### [Data for this exercise]
______________________________

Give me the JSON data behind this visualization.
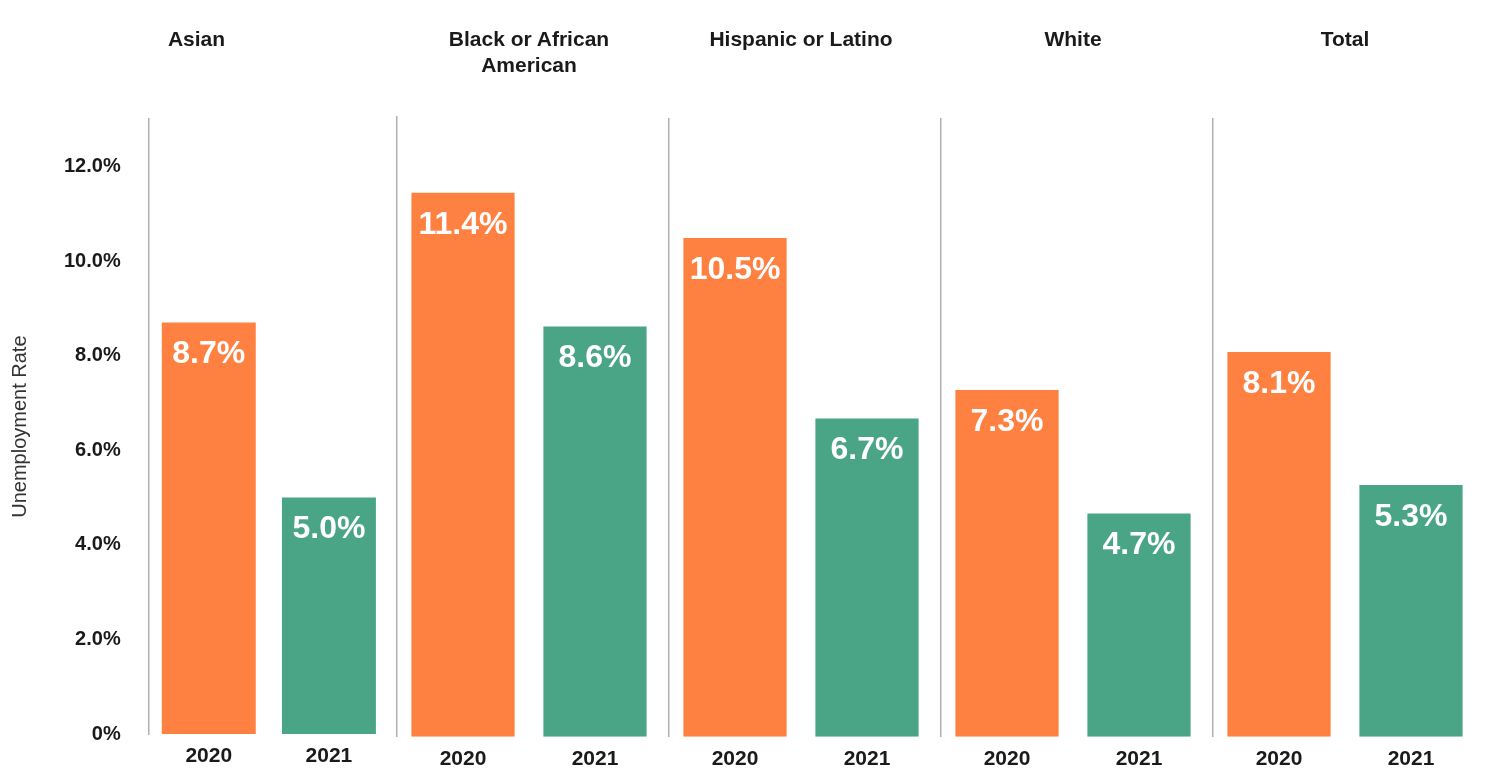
{
  "chart_data": [
    {
      "type": "bar",
      "title": "Asian",
      "ylabel": "Unemployment Rate",
      "categories": [
        "2020",
        "2021"
      ],
      "values": [
        8.7,
        5.0
      ],
      "colors": [
        "#ff8142",
        "#4aa587"
      ],
      "value_labels": [
        "8.7%",
        "5.0%"
      ],
      "ylim": [
        0,
        13
      ],
      "yticks": [
        {
          "value": 0,
          "label": "0%"
        },
        {
          "value": 2,
          "label": "2.0%"
        },
        {
          "value": 4,
          "label": "4.0%"
        },
        {
          "value": 6,
          "label": "6.0%"
        },
        {
          "value": 8,
          "label": "8.0%"
        },
        {
          "value": 10,
          "label": "10.0%"
        },
        {
          "value": 12,
          "label": "12.0%"
        }
      ],
      "grid": false,
      "legend": false
    },
    {
      "type": "bar",
      "title": "Black or African American",
      "categories": [
        "2020",
        "2021"
      ],
      "values": [
        11.4,
        8.6
      ],
      "colors": [
        "#ff8142",
        "#4aa587"
      ],
      "value_labels": [
        "11.4%",
        "8.6%"
      ],
      "ylim": [
        0,
        13
      ],
      "tick_labels": "x",
      "grid": false,
      "legend": false
    },
    {
      "type": "bar",
      "title": "Hispanic or Latino",
      "categories": [
        "2020",
        "2021"
      ],
      "values": [
        10.5,
        6.7
      ],
      "colors": [
        "#ff8142",
        "#4aa587"
      ],
      "value_labels": [
        "10.5%",
        "6.7%"
      ],
      "ylim": [
        0,
        13
      ],
      "tick_labels": "x",
      "grid": false,
      "legend": false
    },
    {
      "type": "bar",
      "title": "White",
      "categories": [
        "2020",
        "2021"
      ],
      "values": [
        7.3,
        4.7
      ],
      "colors": [
        "#ff8142",
        "#4aa587"
      ],
      "value_labels": [
        "7.3%",
        "4.7%"
      ],
      "ylim": [
        0,
        13
      ],
      "tick_labels": "x",
      "grid": false,
      "legend": false
    },
    {
      "type": "bar",
      "title": "Total",
      "categories": [
        "2020",
        "2021"
      ],
      "values": [
        8.1,
        5.3
      ],
      "colors": [
        "#ff8142",
        "#4aa587"
      ],
      "value_labels": [
        "8.1%",
        "5.3%"
      ],
      "ylim": [
        0,
        13
      ],
      "tick_labels": "x",
      "grid": false,
      "legend": false
    }
  ]
}
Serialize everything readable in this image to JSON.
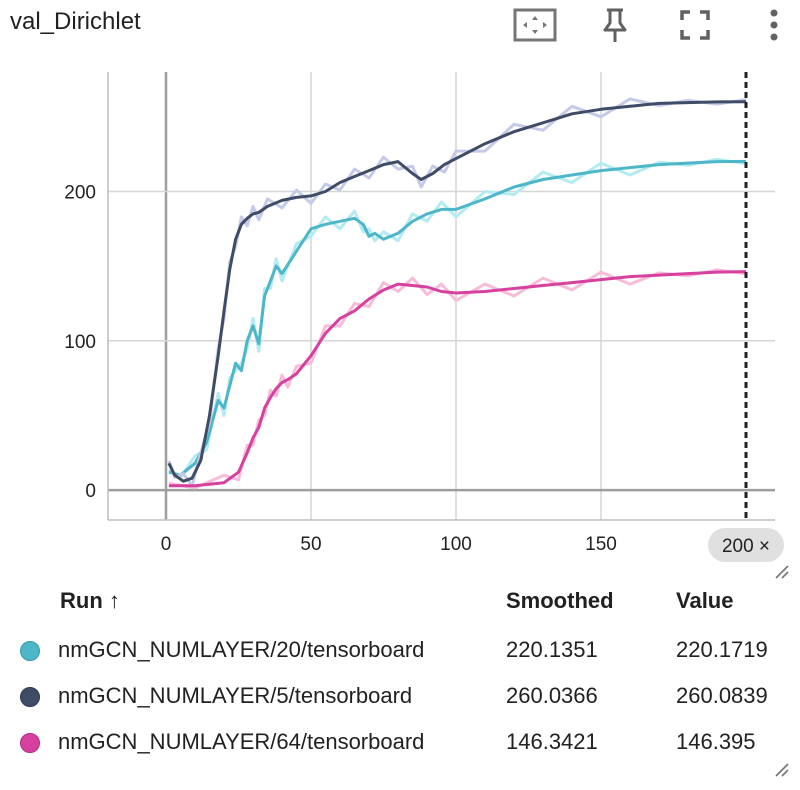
{
  "header": {
    "title": "val_Dirichlet",
    "toolbar": [
      {
        "name": "fit-domain-icon"
      },
      {
        "name": "pin-icon"
      },
      {
        "name": "fullscreen-icon"
      },
      {
        "name": "more-vert-icon"
      }
    ]
  },
  "chart_data": {
    "type": "line",
    "xlim": [
      -20,
      210
    ],
    "ylim": [
      -20,
      280
    ],
    "x_ticks": [
      0,
      50,
      100,
      150
    ],
    "y_ticks": [
      0,
      100,
      200
    ],
    "grid": true,
    "cursor": {
      "x": 200,
      "label": "200 ×"
    },
    "series": [
      {
        "name": "nmGCN_NUMLAYER/20/tensorboard",
        "color": "#4db6c8",
        "raw_color": "#b2ebf2",
        "x": [
          1,
          5,
          10,
          14,
          18,
          20,
          22,
          24,
          26,
          28,
          30,
          32,
          34,
          36,
          38,
          40,
          45,
          50,
          55,
          60,
          65,
          68,
          70,
          72,
          75,
          80,
          85,
          90,
          95,
          100,
          110,
          120,
          130,
          140,
          150,
          160,
          170,
          180,
          190,
          200
        ],
        "y": [
          12,
          10,
          18,
          32,
          60,
          55,
          70,
          85,
          80,
          100,
          110,
          98,
          130,
          140,
          150,
          145,
          160,
          175,
          178,
          180,
          182,
          178,
          170,
          172,
          168,
          172,
          180,
          185,
          188,
          188,
          195,
          203,
          208,
          211,
          214,
          216,
          218,
          219,
          220,
          220.1351
        ]
      },
      {
        "name": "nmGCN_NUMLAYER/5/tensorboard",
        "color": "#3f4c66",
        "raw_color": "#c5cae9",
        "x": [
          1,
          3,
          6,
          9,
          12,
          15,
          18,
          20,
          22,
          24,
          26,
          28,
          30,
          32,
          35,
          40,
          45,
          50,
          55,
          60,
          65,
          70,
          75,
          80,
          85,
          88,
          92,
          96,
          100,
          110,
          120,
          130,
          140,
          150,
          160,
          170,
          180,
          190,
          200
        ],
        "y": [
          18,
          10,
          6,
          8,
          20,
          50,
          90,
          120,
          148,
          168,
          178,
          182,
          185,
          186,
          190,
          194,
          196,
          197,
          200,
          206,
          210,
          214,
          218,
          220,
          212,
          208,
          212,
          218,
          222,
          232,
          240,
          246,
          252,
          255,
          257,
          259,
          259.5,
          260,
          260.0366
        ]
      },
      {
        "name": "nmGCN_NUMLAYER/64/tensorboard",
        "color": "#d6409f",
        "raw_color": "#f8bbd9",
        "x": [
          1,
          10,
          20,
          25,
          28,
          30,
          32,
          34,
          36,
          38,
          40,
          42,
          45,
          50,
          55,
          60,
          65,
          70,
          75,
          80,
          85,
          90,
          95,
          100,
          110,
          120,
          130,
          140,
          150,
          160,
          170,
          180,
          190,
          200
        ],
        "y": [
          3,
          3,
          5,
          12,
          25,
          35,
          42,
          55,
          62,
          68,
          72,
          74,
          78,
          90,
          105,
          115,
          120,
          128,
          134,
          138,
          137,
          136,
          133,
          132,
          133,
          135,
          137,
          139,
          141,
          143,
          144,
          145,
          146,
          146.3421
        ]
      }
    ]
  },
  "table": {
    "columns": {
      "run": "Run ↑",
      "smoothed": "Smoothed",
      "value": "Value"
    },
    "rows": [
      {
        "run": "nmGCN_NUMLAYER/20/tensorboard",
        "smoothed": "220.1351",
        "value": "220.1719",
        "color": "#4db6c8"
      },
      {
        "run": "nmGCN_NUMLAYER/5/tensorboard",
        "smoothed": "260.0366",
        "value": "260.0839",
        "color": "#3f4c66"
      },
      {
        "run": "nmGCN_NUMLAYER/64/tensorboard",
        "smoothed": "146.3421",
        "value": "146.395",
        "color": "#d6409f"
      }
    ]
  }
}
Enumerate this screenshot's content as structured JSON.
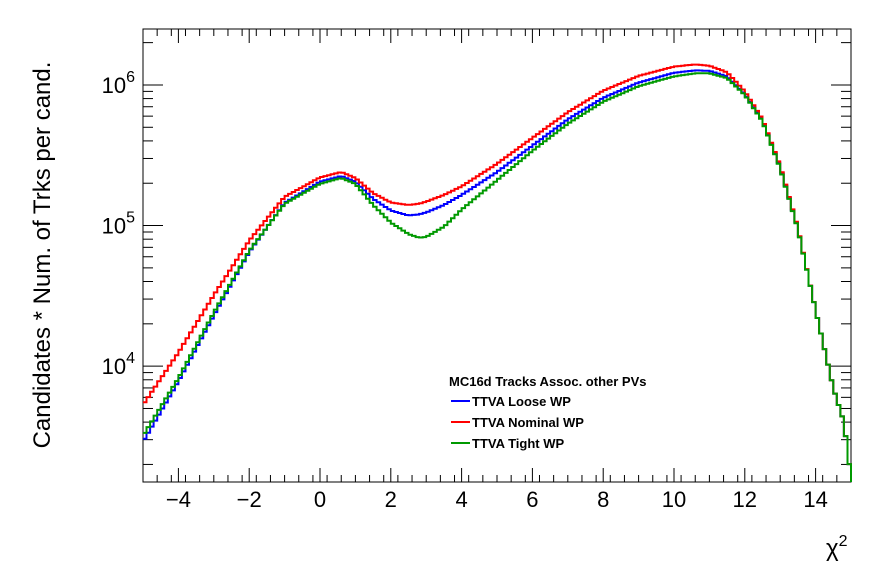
{
  "chart_data": {
    "type": "line",
    "title": "",
    "xlabel": "χ²",
    "ylabel": "Candidates * Num. of Trks per cand.",
    "xlim": [
      -5,
      15
    ],
    "ylim": [
      1500,
      2500000
    ],
    "yscale": "log",
    "grid": false,
    "legend_placement": "bottom-center",
    "legend_header": "MC16d Tracks Assoc. other PVs",
    "x_ticks": [
      -4,
      -2,
      0,
      2,
      4,
      6,
      8,
      10,
      12,
      14
    ],
    "x_tick_labels": [
      "−4",
      "−2",
      "0",
      "2",
      "4",
      "6",
      "8",
      "10",
      "12",
      "14"
    ],
    "y_ticks": [
      10000,
      100000,
      1000000
    ],
    "y_tick_labels": [
      {
        "base": "10",
        "exp": "4"
      },
      {
        "base": "10",
        "exp": "5"
      },
      {
        "base": "10",
        "exp": "6"
      }
    ],
    "x": [
      -5,
      -4,
      -3,
      -2,
      -1,
      0,
      0.6,
      1,
      1.5,
      2,
      2.5,
      2.8,
      3,
      3.5,
      4,
      5,
      6,
      7,
      8,
      9,
      10,
      10.6,
      11,
      11.5,
      12,
      12.5,
      13,
      13.5,
      14,
      14.5,
      14.8,
      15
    ],
    "series": [
      {
        "name": "TTVA Loose WP",
        "color": "#0000ff",
        "values": [
          2900,
          7800,
          23000,
          65000,
          145000,
          205000,
          225000,
          205000,
          155000,
          128000,
          118000,
          120000,
          124000,
          140000,
          165000,
          240000,
          370000,
          570000,
          810000,
          1040000,
          1220000,
          1270000,
          1260000,
          1150000,
          860000,
          560000,
          260000,
          95000,
          25000,
          7000,
          4000,
          1600
        ]
      },
      {
        "name": "TTVA Nominal WP",
        "color": "#ff0000",
        "values": [
          5300,
          12500,
          32000,
          78000,
          160000,
          220000,
          240000,
          218000,
          170000,
          146000,
          140000,
          143000,
          148000,
          165000,
          190000,
          275000,
          420000,
          640000,
          910000,
          1160000,
          1350000,
          1400000,
          1370000,
          1230000,
          900000,
          570000,
          265000,
          96000,
          25000,
          7000,
          4000,
          1600
        ]
      },
      {
        "name": "TTVA Tight WP",
        "color": "#009900",
        "values": [
          3200,
          8200,
          24000,
          66000,
          143000,
          198000,
          218000,
          198000,
          140000,
          105000,
          87000,
          82000,
          83000,
          98000,
          130000,
          210000,
          340000,
          530000,
          760000,
          980000,
          1150000,
          1210000,
          1210000,
          1120000,
          850000,
          550000,
          255000,
          94000,
          25000,
          7000,
          4000,
          1600
        ]
      }
    ]
  }
}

______________________________

### [Do this]
Lines from the records above that hold "title" are the ones to list.

### [Output for this task]
      "title": "Asian",
      "title": "Black or African American",
      "title": "Hispanic or Latino",
      "title": "White",
      "title": "Total",
    "title": "val_Dirichlet",
    "title": "",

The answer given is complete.